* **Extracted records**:
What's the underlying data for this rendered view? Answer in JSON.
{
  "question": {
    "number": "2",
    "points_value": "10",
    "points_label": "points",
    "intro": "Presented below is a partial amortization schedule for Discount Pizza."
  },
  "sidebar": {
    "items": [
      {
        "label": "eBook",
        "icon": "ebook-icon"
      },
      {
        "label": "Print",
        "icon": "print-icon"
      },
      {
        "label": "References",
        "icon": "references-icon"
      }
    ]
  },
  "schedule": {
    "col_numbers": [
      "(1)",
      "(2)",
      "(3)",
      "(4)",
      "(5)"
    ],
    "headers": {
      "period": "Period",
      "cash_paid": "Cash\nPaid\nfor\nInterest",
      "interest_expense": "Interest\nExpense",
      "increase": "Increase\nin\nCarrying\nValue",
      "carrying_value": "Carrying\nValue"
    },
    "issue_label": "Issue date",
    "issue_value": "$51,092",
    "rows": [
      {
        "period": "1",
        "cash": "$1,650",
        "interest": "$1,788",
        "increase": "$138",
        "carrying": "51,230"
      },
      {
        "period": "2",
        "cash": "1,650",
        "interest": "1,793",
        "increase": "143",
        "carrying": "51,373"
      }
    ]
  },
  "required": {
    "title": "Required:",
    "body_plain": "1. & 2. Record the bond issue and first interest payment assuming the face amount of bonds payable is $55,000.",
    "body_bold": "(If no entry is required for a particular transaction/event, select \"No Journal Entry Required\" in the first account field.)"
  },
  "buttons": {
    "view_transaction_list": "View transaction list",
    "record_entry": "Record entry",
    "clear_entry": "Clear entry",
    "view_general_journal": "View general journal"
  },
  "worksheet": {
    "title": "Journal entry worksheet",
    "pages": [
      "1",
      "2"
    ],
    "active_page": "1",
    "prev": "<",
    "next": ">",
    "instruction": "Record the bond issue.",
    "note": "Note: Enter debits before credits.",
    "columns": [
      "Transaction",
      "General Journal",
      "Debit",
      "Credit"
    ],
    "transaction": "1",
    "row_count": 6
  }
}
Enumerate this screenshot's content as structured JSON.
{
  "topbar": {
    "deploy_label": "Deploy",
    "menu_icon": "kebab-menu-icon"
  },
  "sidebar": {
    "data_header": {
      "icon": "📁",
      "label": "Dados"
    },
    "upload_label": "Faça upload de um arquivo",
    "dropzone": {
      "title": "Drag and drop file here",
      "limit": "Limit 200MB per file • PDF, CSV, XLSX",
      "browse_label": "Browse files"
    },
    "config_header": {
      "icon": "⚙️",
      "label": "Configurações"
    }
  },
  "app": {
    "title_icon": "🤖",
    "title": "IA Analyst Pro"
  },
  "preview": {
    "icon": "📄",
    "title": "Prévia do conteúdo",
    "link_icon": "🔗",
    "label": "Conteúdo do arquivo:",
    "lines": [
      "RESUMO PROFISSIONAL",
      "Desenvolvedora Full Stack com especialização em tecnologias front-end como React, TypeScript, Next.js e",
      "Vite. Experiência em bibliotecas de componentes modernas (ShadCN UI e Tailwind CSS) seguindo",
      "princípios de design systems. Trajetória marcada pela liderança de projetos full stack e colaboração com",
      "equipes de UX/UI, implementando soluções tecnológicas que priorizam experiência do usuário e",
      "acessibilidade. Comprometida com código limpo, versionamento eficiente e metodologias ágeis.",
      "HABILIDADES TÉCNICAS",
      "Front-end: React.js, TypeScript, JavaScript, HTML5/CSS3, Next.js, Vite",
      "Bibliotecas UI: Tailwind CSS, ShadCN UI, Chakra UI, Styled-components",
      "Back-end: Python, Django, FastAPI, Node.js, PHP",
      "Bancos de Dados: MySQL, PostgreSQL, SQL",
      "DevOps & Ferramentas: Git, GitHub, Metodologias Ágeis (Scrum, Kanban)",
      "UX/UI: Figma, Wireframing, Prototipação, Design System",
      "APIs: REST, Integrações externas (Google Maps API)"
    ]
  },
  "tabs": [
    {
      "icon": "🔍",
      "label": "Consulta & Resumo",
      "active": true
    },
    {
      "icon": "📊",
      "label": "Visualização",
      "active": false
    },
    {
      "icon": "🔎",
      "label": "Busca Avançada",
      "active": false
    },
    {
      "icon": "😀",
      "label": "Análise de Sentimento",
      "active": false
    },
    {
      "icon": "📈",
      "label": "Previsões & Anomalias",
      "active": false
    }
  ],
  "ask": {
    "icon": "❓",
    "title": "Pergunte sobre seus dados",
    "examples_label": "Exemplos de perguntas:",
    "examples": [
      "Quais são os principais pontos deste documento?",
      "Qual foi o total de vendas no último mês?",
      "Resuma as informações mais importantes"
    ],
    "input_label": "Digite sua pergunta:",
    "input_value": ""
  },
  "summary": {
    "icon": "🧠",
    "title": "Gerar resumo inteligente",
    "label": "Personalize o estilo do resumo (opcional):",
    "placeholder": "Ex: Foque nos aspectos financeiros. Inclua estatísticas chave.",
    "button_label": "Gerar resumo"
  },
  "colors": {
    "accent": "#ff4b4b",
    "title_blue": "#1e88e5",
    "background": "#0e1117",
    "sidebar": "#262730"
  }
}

* **Task objective**:
Pull out every line above that holds the word "Gerar".

* **Complete answer**:
    "title": "Gerar resumo inteligente",
    "button_label": "Gerar resumo"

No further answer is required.